For the listing below, give the count of lines containing the string "keyboard" and nothing else.

[BEGIN Supplied information]

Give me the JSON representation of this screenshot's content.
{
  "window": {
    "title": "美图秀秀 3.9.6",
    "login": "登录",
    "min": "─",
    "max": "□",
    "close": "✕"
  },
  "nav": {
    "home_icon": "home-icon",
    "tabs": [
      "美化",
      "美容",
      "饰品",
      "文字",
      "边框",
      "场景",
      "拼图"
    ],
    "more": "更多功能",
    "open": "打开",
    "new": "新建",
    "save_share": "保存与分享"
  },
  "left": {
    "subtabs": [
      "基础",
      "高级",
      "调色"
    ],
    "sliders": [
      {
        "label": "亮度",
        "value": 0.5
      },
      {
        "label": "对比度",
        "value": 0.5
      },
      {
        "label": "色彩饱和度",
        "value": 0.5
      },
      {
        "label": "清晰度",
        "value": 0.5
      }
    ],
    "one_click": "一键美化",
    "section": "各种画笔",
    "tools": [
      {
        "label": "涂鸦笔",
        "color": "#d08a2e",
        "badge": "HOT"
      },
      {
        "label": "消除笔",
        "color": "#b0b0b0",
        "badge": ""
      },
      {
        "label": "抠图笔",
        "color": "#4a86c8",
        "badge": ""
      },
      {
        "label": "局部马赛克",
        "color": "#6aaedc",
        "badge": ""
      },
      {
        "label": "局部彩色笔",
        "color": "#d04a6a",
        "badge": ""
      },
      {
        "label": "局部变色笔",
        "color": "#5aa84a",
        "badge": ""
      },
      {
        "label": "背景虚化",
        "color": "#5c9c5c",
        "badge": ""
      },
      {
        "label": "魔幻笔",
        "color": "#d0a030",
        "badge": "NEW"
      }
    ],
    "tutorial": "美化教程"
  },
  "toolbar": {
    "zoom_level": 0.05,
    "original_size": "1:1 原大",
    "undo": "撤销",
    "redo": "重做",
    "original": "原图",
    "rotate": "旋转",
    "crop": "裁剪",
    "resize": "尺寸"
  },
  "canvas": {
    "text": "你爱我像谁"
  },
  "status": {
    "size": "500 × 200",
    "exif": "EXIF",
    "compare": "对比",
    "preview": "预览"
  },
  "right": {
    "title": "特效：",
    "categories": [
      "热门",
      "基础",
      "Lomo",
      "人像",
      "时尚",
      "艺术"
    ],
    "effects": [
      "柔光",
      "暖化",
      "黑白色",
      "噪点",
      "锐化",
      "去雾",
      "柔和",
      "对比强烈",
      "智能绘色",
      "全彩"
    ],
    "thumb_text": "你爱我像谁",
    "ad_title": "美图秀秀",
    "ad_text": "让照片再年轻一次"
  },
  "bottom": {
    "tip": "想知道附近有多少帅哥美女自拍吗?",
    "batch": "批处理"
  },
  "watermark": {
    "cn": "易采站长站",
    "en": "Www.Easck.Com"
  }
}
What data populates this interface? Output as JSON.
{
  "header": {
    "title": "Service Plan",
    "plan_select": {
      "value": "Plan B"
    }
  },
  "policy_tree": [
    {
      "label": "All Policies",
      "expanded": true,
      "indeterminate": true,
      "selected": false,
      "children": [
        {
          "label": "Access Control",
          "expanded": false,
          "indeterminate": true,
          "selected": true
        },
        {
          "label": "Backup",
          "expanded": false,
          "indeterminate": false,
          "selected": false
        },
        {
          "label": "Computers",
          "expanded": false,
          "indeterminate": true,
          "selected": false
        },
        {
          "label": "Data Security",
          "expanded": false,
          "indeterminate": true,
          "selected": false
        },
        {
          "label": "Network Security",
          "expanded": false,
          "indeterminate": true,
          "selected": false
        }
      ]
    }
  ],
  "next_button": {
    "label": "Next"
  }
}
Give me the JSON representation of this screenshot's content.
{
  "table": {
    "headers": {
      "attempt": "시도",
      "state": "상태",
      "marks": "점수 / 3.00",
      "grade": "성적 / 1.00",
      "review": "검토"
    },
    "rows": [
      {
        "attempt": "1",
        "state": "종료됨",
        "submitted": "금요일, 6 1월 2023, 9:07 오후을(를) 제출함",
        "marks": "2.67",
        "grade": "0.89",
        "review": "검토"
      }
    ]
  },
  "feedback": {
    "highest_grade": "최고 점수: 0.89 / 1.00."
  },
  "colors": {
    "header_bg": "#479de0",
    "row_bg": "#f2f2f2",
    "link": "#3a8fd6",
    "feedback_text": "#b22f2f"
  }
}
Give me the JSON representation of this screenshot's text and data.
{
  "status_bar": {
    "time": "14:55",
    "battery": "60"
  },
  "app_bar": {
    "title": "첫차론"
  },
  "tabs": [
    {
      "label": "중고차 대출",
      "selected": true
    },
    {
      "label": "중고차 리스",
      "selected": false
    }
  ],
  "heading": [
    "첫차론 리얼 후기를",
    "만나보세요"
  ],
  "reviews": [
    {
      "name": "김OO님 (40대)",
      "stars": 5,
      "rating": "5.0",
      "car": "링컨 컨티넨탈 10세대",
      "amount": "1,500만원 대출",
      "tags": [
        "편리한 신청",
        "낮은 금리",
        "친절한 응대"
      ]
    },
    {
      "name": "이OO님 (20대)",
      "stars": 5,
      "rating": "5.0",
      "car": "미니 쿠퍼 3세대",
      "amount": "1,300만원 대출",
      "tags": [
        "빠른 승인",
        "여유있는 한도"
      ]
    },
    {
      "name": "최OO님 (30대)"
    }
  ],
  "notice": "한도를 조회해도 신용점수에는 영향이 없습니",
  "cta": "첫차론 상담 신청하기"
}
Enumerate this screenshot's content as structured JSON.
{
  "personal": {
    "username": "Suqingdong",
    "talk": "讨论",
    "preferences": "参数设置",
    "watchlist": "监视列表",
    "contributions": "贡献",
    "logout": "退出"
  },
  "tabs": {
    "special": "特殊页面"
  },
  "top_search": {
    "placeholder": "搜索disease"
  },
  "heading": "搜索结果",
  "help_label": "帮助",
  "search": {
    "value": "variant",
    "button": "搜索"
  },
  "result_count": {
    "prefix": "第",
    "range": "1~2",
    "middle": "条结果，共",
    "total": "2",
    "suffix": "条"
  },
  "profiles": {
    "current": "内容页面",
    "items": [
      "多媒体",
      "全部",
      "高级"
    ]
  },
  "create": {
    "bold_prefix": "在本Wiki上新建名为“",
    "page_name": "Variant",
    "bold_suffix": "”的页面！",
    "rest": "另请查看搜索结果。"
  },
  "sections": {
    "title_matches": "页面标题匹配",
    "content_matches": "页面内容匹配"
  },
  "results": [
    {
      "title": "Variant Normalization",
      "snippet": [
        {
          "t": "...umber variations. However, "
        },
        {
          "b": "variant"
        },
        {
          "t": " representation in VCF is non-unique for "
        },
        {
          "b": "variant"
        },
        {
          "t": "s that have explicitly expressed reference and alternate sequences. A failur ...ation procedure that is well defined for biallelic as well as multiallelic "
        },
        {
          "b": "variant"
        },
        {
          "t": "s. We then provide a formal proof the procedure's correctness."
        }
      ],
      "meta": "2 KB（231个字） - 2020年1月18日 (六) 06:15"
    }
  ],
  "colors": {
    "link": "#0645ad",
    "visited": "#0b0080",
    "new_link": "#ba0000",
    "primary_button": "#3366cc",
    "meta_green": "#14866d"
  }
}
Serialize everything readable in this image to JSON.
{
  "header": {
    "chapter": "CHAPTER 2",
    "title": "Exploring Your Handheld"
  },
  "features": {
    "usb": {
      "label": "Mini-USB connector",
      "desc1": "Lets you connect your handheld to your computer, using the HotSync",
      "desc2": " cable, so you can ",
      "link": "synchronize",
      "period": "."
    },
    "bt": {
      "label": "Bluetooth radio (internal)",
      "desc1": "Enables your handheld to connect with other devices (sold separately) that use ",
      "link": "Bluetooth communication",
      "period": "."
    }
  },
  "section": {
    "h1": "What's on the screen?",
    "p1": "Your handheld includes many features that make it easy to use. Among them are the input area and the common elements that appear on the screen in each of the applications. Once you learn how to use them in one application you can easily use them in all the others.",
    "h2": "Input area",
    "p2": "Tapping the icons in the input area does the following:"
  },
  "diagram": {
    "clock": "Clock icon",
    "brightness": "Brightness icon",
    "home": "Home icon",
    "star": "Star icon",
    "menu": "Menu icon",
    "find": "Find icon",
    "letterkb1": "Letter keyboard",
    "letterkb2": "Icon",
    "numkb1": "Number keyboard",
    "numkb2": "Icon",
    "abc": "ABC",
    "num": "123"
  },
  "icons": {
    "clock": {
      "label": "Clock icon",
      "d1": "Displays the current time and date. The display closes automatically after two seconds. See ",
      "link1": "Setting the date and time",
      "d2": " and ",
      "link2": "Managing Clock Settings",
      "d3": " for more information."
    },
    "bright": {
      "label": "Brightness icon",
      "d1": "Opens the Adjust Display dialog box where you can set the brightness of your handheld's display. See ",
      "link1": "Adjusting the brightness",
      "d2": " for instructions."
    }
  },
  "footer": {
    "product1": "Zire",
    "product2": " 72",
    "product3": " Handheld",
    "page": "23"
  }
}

[END Supplied information]

**Correct result:**
2